Data lines:
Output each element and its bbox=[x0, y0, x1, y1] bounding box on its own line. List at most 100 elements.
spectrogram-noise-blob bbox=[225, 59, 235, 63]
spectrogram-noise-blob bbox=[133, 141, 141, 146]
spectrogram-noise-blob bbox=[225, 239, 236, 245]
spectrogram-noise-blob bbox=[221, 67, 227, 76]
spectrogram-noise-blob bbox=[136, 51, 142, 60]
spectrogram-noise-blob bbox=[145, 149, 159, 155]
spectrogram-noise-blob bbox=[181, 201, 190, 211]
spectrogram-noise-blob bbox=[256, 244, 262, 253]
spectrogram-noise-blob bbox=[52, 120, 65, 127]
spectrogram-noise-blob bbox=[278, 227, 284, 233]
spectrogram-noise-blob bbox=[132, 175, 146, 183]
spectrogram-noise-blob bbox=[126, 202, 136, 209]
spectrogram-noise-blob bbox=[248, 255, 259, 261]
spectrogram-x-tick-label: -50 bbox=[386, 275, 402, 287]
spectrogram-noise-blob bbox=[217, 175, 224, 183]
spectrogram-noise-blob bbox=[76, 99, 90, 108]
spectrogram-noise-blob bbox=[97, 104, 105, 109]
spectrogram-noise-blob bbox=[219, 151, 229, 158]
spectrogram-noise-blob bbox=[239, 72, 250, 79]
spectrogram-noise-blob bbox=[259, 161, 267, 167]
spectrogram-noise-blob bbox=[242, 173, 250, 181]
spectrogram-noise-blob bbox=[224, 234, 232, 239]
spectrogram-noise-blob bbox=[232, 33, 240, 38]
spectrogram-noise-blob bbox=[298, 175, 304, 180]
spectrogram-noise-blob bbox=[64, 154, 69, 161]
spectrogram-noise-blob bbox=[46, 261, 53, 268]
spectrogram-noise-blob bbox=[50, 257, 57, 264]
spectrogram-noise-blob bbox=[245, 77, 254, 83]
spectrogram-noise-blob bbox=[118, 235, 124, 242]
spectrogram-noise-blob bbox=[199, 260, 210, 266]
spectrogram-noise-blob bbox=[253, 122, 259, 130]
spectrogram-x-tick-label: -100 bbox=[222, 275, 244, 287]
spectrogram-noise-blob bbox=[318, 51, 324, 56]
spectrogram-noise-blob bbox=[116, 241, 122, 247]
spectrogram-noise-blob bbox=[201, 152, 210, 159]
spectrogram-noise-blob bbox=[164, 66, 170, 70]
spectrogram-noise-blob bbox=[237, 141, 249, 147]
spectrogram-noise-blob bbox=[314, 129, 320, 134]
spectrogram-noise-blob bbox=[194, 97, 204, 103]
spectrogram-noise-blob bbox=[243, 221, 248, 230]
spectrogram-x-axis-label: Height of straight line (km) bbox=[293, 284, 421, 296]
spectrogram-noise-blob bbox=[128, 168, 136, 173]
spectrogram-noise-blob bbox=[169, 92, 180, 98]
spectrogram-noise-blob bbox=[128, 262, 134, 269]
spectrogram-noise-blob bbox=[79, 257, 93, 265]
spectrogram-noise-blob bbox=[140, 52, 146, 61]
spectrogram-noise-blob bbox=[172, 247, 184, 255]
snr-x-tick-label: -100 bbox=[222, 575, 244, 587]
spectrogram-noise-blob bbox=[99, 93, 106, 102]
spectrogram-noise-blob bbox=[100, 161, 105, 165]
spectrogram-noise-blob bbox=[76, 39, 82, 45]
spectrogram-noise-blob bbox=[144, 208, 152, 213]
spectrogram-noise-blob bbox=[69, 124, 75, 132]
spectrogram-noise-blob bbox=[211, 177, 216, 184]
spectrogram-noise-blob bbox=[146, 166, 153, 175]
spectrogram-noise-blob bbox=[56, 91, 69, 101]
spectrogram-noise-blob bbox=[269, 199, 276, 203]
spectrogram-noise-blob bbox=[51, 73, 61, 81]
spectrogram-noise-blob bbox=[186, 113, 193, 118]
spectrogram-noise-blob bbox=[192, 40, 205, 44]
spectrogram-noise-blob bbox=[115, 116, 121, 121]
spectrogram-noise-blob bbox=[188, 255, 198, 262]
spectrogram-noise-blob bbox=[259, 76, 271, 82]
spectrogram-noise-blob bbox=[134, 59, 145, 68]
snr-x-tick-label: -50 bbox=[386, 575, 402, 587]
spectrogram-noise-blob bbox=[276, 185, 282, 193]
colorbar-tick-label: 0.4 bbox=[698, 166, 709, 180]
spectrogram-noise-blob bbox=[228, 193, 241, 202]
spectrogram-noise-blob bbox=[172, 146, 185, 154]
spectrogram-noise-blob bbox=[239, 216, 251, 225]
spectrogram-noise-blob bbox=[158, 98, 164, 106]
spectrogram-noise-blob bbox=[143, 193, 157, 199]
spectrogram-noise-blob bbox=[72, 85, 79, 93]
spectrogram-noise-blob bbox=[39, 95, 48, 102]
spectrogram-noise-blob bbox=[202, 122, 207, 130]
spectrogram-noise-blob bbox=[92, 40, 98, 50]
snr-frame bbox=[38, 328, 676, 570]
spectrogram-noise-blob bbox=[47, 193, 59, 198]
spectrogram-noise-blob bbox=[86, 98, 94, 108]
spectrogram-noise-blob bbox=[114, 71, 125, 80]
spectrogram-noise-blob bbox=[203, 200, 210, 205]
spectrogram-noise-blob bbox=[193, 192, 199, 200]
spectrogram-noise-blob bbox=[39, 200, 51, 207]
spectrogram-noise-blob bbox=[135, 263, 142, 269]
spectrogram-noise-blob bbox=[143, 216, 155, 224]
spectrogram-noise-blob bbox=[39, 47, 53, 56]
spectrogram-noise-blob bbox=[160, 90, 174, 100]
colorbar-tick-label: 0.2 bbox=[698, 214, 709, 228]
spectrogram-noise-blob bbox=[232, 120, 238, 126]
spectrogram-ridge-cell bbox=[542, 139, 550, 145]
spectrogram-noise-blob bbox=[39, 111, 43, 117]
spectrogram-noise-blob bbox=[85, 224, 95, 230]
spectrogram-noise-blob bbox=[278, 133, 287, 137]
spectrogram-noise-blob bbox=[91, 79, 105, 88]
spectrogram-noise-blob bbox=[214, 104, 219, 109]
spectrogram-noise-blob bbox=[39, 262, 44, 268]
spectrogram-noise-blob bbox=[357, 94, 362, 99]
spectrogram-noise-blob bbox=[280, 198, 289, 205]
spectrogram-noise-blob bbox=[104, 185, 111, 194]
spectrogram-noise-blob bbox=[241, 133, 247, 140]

_DESCRIPTION OF THE TASK_
Put everything from the first line of the data down to and including the line containing "spectrogram-noise-blob bbox=[201, 152, 210, 159]" into a numbered list, leaving out any blank lines.

_SOLVED PROBLEM_
1. Output each element and its bbox=[x0, y0, x1, y1] bounding box on its own line. List at most 100 elements.
2. spectrogram-noise-blob bbox=[225, 59, 235, 63]
3. spectrogram-noise-blob bbox=[133, 141, 141, 146]
4. spectrogram-noise-blob bbox=[225, 239, 236, 245]
5. spectrogram-noise-blob bbox=[221, 67, 227, 76]
6. spectrogram-noise-blob bbox=[136, 51, 142, 60]
7. spectrogram-noise-blob bbox=[145, 149, 159, 155]
8. spectrogram-noise-blob bbox=[181, 201, 190, 211]
9. spectrogram-noise-blob bbox=[256, 244, 262, 253]
10. spectrogram-noise-blob bbox=[52, 120, 65, 127]
11. spectrogram-noise-blob bbox=[278, 227, 284, 233]
12. spectrogram-noise-blob bbox=[132, 175, 146, 183]
13. spectrogram-noise-blob bbox=[126, 202, 136, 209]
14. spectrogram-noise-blob bbox=[248, 255, 259, 261]
15. spectrogram-x-tick-label: -50 bbox=[386, 275, 402, 287]
16. spectrogram-noise-blob bbox=[217, 175, 224, 183]
17. spectrogram-noise-blob bbox=[76, 99, 90, 108]
18. spectrogram-noise-blob bbox=[97, 104, 105, 109]
19. spectrogram-noise-blob bbox=[219, 151, 229, 158]
20. spectrogram-noise-blob bbox=[239, 72, 250, 79]
21. spectrogram-noise-blob bbox=[259, 161, 267, 167]
22. spectrogram-noise-blob bbox=[242, 173, 250, 181]
23. spectrogram-noise-blob bbox=[224, 234, 232, 239]
24. spectrogram-noise-blob bbox=[232, 33, 240, 38]
25. spectrogram-noise-blob bbox=[298, 175, 304, 180]
26. spectrogram-noise-blob bbox=[64, 154, 69, 161]
27. spectrogram-noise-blob bbox=[46, 261, 53, 268]
28. spectrogram-noise-blob bbox=[50, 257, 57, 264]
29. spectrogram-noise-blob bbox=[245, 77, 254, 83]
30. spectrogram-noise-blob bbox=[118, 235, 124, 242]
31. spectrogram-noise-blob bbox=[199, 260, 210, 266]
32. spectrogram-noise-blob bbox=[253, 122, 259, 130]
33. spectrogram-x-tick-label: -100 bbox=[222, 275, 244, 287]
34. spectrogram-noise-blob bbox=[318, 51, 324, 56]
35. spectrogram-noise-blob bbox=[116, 241, 122, 247]
36. spectrogram-noise-blob bbox=[201, 152, 210, 159]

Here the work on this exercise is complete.